(Data entries for graphics)
** start **
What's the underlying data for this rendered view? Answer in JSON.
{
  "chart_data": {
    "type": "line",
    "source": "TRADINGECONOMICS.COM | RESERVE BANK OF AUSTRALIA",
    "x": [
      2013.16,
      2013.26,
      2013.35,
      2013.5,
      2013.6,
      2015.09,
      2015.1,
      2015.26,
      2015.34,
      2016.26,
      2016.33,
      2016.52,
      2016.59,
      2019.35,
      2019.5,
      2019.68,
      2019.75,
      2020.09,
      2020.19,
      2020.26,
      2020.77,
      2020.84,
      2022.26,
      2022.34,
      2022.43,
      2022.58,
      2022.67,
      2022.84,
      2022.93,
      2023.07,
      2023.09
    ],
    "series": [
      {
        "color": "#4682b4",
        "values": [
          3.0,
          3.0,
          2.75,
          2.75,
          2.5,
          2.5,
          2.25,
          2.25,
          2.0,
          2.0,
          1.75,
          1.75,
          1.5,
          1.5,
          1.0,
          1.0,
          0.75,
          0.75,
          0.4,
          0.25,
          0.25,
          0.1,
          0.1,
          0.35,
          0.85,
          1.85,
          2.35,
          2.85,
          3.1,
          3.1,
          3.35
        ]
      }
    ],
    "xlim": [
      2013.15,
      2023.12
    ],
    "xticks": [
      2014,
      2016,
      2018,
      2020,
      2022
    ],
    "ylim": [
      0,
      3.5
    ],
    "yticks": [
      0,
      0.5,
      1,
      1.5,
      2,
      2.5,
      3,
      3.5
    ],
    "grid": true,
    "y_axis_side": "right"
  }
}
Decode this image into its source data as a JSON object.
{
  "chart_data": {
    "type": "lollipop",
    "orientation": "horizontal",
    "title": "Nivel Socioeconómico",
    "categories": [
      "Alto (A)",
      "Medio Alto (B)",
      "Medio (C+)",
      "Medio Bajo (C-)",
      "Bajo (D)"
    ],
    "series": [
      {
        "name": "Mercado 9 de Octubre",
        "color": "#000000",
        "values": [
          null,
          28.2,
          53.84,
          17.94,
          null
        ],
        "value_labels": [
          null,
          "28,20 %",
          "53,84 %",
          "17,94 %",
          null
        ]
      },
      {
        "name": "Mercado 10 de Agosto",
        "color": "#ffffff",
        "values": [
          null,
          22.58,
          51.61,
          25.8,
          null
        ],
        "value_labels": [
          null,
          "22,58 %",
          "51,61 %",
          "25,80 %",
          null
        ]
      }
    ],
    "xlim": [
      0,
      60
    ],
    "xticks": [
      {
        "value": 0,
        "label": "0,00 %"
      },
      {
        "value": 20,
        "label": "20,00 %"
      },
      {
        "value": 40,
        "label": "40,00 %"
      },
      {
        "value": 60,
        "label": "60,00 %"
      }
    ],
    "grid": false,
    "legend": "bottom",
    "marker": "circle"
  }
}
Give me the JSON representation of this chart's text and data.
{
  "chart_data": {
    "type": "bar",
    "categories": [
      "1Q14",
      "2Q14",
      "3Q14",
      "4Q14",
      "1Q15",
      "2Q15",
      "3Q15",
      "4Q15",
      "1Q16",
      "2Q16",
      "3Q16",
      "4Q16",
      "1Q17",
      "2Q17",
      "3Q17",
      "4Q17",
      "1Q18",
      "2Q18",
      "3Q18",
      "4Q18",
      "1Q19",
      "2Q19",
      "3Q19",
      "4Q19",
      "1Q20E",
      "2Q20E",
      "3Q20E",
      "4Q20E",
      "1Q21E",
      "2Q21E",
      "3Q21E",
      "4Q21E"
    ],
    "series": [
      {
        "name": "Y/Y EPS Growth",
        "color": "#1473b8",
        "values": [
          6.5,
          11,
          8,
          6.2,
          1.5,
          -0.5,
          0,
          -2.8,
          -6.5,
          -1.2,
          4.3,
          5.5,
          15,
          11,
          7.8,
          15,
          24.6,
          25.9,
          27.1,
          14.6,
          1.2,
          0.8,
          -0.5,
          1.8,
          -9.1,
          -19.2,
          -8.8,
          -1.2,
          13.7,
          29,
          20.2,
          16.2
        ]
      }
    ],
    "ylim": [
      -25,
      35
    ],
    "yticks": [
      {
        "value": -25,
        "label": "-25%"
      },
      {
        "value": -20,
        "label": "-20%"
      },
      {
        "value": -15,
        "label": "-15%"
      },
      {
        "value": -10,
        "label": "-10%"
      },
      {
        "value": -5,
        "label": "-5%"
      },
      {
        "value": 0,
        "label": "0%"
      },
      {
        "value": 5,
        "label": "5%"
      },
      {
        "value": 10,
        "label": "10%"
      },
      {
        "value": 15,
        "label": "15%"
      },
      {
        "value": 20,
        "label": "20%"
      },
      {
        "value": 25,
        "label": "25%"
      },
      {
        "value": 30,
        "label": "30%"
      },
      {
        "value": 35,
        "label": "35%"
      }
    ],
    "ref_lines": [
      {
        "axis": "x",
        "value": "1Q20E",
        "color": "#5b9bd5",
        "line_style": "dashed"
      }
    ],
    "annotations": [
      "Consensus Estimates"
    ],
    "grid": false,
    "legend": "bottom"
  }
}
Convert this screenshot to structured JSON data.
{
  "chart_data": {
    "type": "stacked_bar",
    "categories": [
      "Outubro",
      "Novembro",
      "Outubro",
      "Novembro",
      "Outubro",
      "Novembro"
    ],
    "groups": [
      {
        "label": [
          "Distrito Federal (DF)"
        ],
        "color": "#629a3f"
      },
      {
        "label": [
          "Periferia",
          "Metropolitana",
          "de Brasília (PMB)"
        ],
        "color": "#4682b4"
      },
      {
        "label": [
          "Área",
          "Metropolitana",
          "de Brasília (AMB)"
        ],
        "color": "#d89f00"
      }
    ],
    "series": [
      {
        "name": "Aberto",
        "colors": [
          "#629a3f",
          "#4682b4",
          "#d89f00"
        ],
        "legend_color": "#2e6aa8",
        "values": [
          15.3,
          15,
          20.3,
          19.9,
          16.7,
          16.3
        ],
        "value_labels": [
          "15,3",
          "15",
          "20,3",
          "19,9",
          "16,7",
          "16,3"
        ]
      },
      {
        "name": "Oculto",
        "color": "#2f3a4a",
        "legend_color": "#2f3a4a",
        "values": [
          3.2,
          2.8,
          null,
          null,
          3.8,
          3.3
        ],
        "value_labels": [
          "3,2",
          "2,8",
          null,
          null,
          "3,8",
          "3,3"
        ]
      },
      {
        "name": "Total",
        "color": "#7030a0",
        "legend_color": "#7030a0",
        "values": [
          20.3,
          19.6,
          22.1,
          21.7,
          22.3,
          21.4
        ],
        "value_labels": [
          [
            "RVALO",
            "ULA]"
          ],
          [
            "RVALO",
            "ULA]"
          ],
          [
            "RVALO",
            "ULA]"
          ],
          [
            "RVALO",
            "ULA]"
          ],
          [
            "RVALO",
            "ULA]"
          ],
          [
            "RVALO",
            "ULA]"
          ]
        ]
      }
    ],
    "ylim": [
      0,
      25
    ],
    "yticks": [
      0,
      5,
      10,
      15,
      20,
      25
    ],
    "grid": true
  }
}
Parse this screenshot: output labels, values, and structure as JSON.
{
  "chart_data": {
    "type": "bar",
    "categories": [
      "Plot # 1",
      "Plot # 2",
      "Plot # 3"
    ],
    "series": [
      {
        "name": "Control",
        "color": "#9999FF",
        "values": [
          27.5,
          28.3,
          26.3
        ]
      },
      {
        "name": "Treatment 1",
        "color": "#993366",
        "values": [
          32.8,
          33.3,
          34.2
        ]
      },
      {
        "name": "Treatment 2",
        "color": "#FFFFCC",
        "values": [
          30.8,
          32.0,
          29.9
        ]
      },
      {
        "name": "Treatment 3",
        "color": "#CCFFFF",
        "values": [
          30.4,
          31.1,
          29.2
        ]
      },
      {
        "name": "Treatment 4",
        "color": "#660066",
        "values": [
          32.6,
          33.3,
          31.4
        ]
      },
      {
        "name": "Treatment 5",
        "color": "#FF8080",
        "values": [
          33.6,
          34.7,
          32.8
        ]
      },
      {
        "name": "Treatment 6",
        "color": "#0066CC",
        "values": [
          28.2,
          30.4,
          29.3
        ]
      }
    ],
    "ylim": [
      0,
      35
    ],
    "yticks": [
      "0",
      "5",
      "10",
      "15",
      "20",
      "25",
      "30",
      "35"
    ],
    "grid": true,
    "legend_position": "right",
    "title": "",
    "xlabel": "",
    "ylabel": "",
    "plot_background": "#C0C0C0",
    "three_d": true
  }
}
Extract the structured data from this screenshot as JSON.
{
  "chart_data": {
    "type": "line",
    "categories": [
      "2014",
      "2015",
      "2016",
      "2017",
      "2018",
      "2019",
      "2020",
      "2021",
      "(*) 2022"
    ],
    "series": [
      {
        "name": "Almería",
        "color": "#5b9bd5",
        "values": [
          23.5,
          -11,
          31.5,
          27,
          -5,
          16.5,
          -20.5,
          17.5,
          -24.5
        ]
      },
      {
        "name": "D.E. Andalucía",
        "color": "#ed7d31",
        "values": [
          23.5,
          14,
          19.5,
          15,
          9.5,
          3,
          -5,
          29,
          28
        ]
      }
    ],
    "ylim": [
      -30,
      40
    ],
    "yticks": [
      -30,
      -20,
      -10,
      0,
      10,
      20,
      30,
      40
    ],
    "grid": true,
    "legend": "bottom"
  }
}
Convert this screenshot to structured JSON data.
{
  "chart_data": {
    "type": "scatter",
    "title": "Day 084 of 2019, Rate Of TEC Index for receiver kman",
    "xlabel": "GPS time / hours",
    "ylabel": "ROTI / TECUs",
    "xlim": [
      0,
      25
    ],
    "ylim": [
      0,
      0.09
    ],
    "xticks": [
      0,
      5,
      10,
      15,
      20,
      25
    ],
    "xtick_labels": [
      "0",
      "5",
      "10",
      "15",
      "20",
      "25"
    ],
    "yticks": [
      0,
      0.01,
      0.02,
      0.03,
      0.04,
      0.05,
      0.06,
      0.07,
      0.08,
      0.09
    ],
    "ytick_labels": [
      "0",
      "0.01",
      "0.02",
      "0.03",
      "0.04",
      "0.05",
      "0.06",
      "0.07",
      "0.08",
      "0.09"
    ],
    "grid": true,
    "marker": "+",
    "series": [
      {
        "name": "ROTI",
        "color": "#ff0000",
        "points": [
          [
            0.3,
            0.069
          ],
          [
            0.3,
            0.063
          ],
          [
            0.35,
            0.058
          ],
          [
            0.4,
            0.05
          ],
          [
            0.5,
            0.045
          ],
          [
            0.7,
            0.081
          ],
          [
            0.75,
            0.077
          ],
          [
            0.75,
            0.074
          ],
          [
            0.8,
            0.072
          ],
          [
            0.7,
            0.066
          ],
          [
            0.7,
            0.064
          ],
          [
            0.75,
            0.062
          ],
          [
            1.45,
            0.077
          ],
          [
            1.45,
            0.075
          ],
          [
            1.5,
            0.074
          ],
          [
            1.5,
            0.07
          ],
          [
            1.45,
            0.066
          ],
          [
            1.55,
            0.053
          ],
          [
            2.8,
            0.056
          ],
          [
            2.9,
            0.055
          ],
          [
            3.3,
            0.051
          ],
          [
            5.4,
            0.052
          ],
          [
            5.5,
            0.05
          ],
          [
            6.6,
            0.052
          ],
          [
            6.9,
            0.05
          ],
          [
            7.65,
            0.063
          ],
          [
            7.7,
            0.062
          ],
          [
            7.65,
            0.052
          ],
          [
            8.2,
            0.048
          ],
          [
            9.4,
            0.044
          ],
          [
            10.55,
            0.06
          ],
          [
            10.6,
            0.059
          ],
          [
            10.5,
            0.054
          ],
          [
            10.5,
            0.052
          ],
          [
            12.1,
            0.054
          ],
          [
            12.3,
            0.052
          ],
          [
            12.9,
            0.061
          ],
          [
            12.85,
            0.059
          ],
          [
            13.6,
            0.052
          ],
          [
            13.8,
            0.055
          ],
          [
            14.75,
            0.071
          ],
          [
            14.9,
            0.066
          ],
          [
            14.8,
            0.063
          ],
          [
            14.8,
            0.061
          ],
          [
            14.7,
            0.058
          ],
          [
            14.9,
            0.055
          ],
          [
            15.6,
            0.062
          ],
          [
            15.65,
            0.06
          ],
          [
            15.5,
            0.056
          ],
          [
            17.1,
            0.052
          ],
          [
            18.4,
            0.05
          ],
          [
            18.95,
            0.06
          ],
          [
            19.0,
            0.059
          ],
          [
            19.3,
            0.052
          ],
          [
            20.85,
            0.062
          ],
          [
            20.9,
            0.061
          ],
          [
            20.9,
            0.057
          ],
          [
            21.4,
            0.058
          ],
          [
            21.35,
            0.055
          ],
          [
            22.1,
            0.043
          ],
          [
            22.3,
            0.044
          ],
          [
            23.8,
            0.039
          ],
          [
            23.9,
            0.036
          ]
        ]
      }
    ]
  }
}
** end **
### Objective
Which lines above contain the word "JSON"? Copy each of them.

### Solution to this problem
What's the underlying data for this rendered view? Answer in JSON.
Decode this image into its source data as a JSON object.
Give me the JSON representation of this chart's text and data.
Convert this screenshot to structured JSON data.
Parse this screenshot: output labels, values, and structure as JSON.
Extract the structured data from this screenshot as JSON.
Convert this screenshot to structured JSON data.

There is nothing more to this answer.